Goal
State the number of lines, and only that number, in which the word "示数之比不变" appears.

Stored rows

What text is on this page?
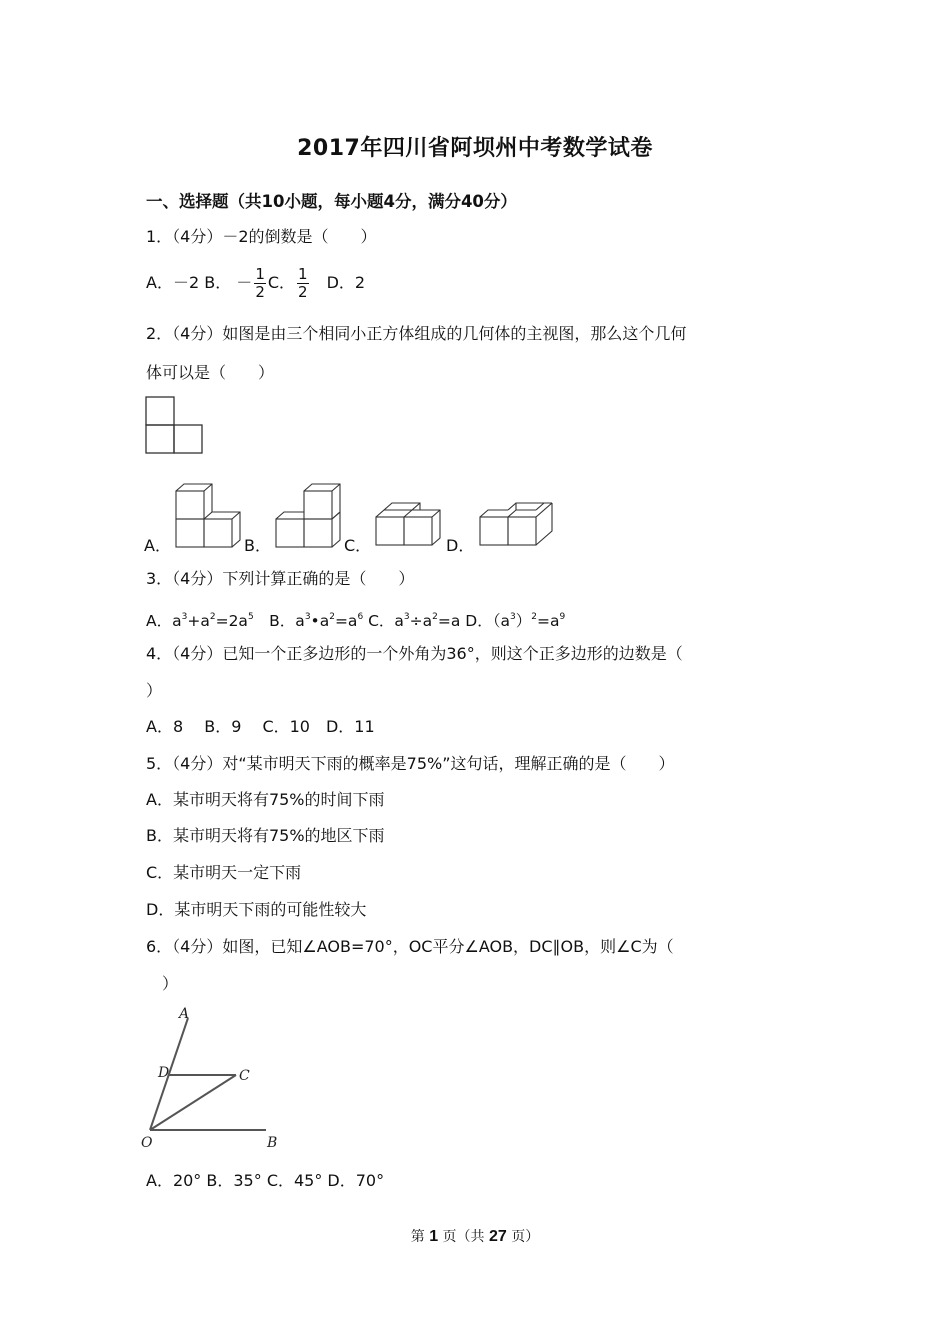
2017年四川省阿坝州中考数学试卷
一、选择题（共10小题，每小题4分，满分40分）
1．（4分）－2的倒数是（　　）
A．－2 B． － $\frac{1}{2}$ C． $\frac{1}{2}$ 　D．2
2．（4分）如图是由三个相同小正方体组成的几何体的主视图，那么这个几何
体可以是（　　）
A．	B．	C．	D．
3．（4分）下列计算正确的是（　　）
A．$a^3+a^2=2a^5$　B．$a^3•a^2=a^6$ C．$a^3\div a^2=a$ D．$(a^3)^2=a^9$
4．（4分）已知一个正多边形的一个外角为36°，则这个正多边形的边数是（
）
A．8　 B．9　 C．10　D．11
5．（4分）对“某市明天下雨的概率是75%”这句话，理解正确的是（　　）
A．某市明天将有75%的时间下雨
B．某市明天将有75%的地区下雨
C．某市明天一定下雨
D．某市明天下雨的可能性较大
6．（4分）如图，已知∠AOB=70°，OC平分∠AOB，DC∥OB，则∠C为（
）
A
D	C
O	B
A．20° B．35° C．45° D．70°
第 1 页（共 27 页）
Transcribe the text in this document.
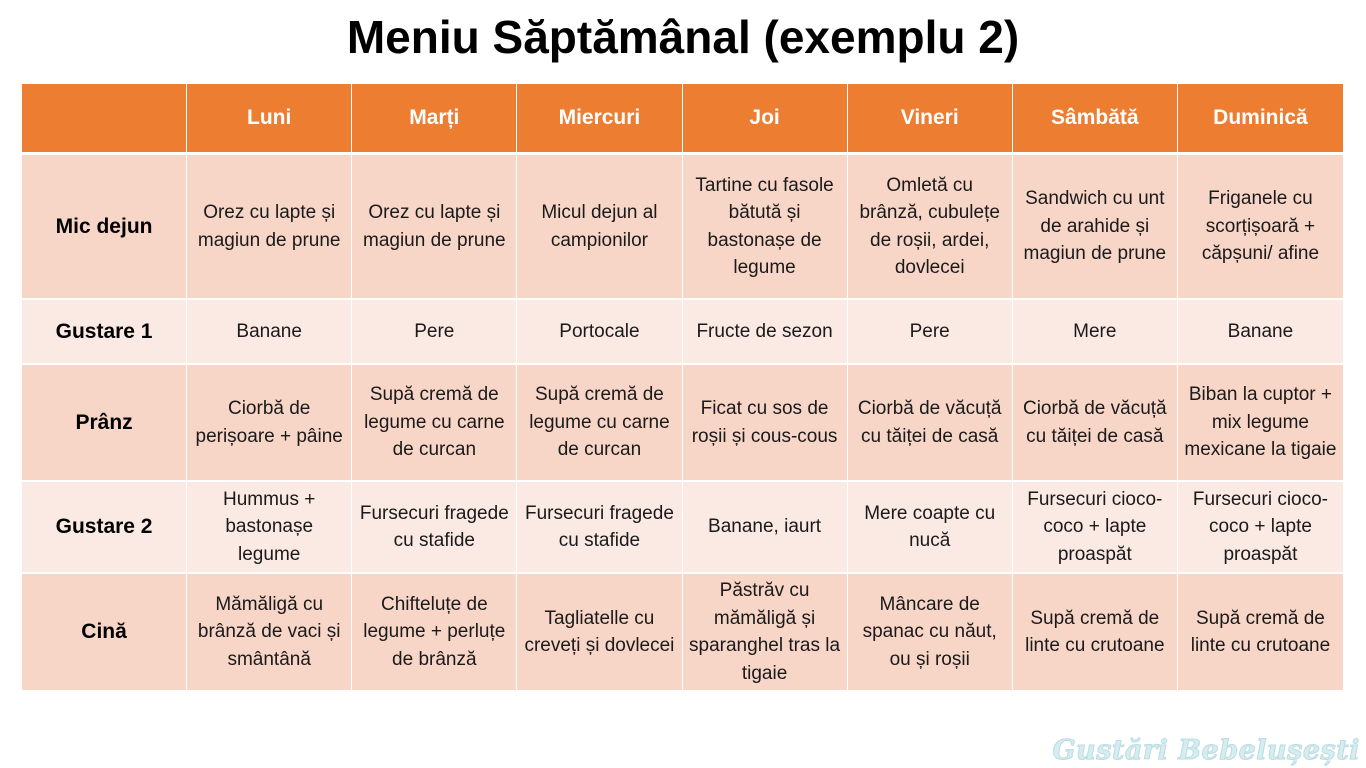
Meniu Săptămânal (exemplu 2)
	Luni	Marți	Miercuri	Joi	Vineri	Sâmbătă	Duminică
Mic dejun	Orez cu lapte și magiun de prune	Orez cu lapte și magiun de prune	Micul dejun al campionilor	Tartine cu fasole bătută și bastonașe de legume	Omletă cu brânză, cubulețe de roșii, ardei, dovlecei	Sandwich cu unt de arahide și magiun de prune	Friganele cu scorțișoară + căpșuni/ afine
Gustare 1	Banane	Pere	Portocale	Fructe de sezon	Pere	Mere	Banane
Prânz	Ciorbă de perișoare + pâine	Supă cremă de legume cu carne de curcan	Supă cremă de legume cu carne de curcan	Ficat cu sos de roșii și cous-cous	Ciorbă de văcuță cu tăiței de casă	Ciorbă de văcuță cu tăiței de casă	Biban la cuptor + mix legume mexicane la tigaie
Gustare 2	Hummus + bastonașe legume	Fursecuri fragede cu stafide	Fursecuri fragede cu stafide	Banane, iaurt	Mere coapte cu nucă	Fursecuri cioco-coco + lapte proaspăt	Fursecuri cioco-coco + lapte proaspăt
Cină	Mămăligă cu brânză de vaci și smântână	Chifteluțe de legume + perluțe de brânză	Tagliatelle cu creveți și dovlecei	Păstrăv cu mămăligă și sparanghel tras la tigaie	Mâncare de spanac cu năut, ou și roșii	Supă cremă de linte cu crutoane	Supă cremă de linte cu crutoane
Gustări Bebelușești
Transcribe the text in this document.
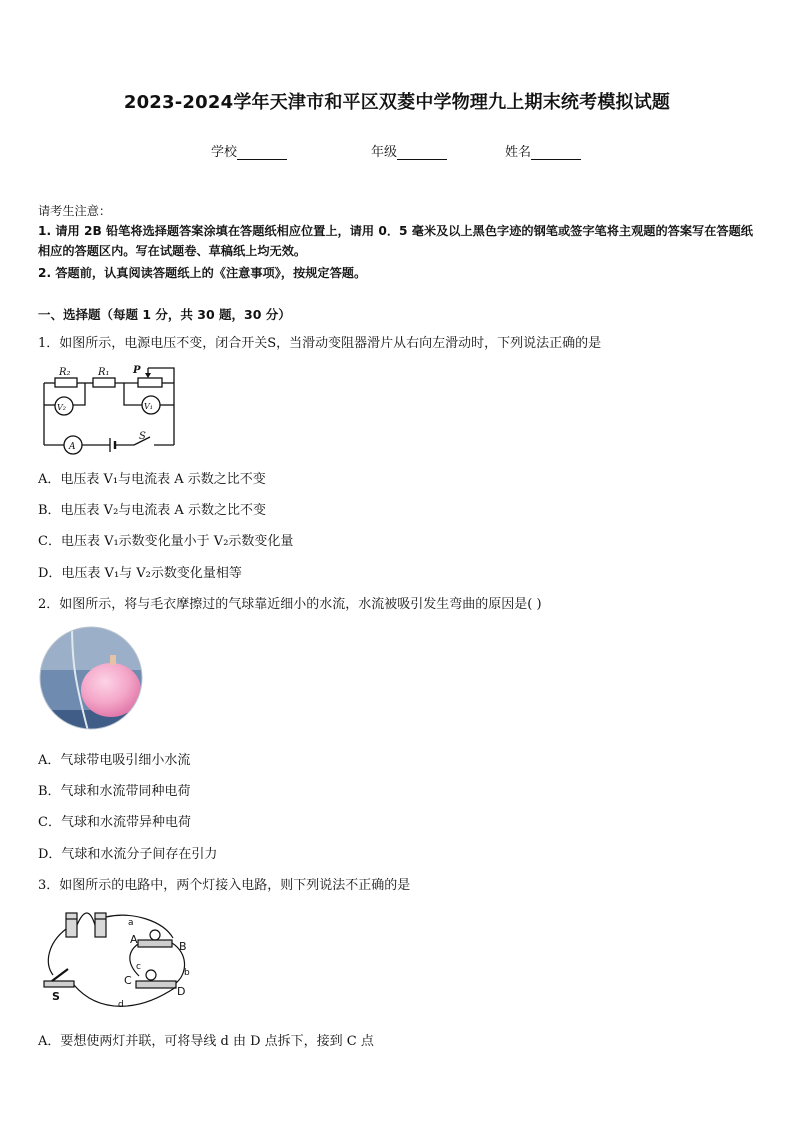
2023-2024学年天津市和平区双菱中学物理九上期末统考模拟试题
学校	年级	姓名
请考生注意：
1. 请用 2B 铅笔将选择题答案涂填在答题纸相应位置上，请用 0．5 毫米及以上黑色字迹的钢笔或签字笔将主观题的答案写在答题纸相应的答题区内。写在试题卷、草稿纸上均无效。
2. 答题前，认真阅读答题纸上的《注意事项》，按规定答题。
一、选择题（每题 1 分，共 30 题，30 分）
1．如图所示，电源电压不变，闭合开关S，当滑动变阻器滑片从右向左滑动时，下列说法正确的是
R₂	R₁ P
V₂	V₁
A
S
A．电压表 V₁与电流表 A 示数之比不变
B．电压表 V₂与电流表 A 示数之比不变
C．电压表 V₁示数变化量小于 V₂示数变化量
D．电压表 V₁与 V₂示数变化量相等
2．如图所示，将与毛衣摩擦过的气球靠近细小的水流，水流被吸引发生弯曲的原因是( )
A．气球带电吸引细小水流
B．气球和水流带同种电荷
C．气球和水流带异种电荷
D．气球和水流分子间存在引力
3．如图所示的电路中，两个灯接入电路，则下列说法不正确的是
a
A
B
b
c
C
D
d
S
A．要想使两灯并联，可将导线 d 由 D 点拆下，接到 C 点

Solution
2